SHORT EXERCISE ▸
Print every entry, word for word, and skip the images.

--- start ---

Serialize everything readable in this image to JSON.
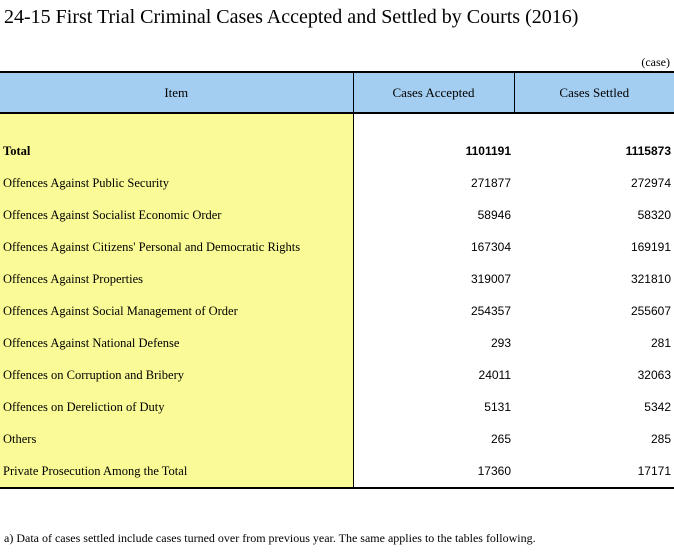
{
  "title": "24-15  First Trial Criminal Cases Accepted and Settled by Courts (2016)",
  "unit": "(case)",
  "headers": {
    "item": "Item",
    "accepted": "Cases Accepted",
    "settled": "Cases Settled"
  },
  "rows": [
    {
      "item": "Total",
      "accepted": "1101191",
      "settled": "1115873"
    },
    {
      "item": "Offences Against Public Security",
      "accepted": "271877",
      "settled": "272974"
    },
    {
      "item": "Offences Against Socialist Economic Order",
      "accepted": "58946",
      "settled": "58320"
    },
    {
      "item": "Offences Against Citizens' Personal and Democratic Rights",
      "accepted": "167304",
      "settled": "169191"
    },
    {
      "item": "Offences Against Properties",
      "accepted": "319007",
      "settled": "321810"
    },
    {
      "item": "Offences Against Social Management of Order",
      "accepted": "254357",
      "settled": "255607"
    },
    {
      "item": "Offences Against National Defense",
      "accepted": "293",
      "settled": "281"
    },
    {
      "item": "Offences on Corruption and Bribery",
      "accepted": "24011",
      "settled": "32063"
    },
    {
      "item": "Offences on Dereliction of Duty",
      "accepted": "5131",
      "settled": "5342"
    },
    {
      "item": "Others",
      "accepted": "265",
      "settled": "285"
    },
    {
      "item": "Private Prosecution Among the Total",
      "accepted": "17360",
      "settled": "17171"
    }
  ],
  "footnote": "a) Data of cases settled include cases turned over from previous year. The same applies to the tables following.",
  "colors": {
    "header_bg": "#a3cdf1",
    "item_bg": "#fafa96"
  }
}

--- end ---

EXERCISE SOLUTION ▸
Serialize everything readable in this image to JSON.
{
  "title": "24-15  First Trial Criminal Cases Accepted and Settled by Courts (2016)",
  "unit": "(case)",
  "headers": {
    "item": "Item",
    "accepted": "Cases Accepted",
    "settled": "Cases Settled"
  },
  "rows": [
    {
      "item": "Total",
      "accepted": "1101191",
      "settled": "1115873"
    },
    {
      "item": "Offences Against Public Security",
      "accepted": "271877",
      "settled": "272974"
    },
    {
      "item": "Offences Against Socialist Economic Order",
      "accepted": "58946",
      "settled": "58320"
    },
    {
      "item": "Offences Against Citizens' Personal and Democratic Rights",
      "accepted": "167304",
      "settled": "169191"
    },
    {
      "item": "Offences Against Properties",
      "accepted": "319007",
      "settled": "321810"
    },
    {
      "item": "Offences Against Social Management of Order",
      "accepted": "254357",
      "settled": "255607"
    },
    {
      "item": "Offences Against National Defense",
      "accepted": "293",
      "settled": "281"
    },
    {
      "item": "Offences on Corruption and Bribery",
      "accepted": "24011",
      "settled": "32063"
    },
    {
      "item": "Offences on Dereliction of Duty",
      "accepted": "5131",
      "settled": "5342"
    },
    {
      "item": "Others",
      "accepted": "265",
      "settled": "285"
    },
    {
      "item": "Private Prosecution Among the Total",
      "accepted": "17360",
      "settled": "17171"
    }
  ],
  "footnote": "a) Data of cases settled include cases turned over from previous year. The same applies to the tables following.",
  "colors": {
    "header_bg": "#a3cdf1",
    "item_bg": "#fafa96"
  }
}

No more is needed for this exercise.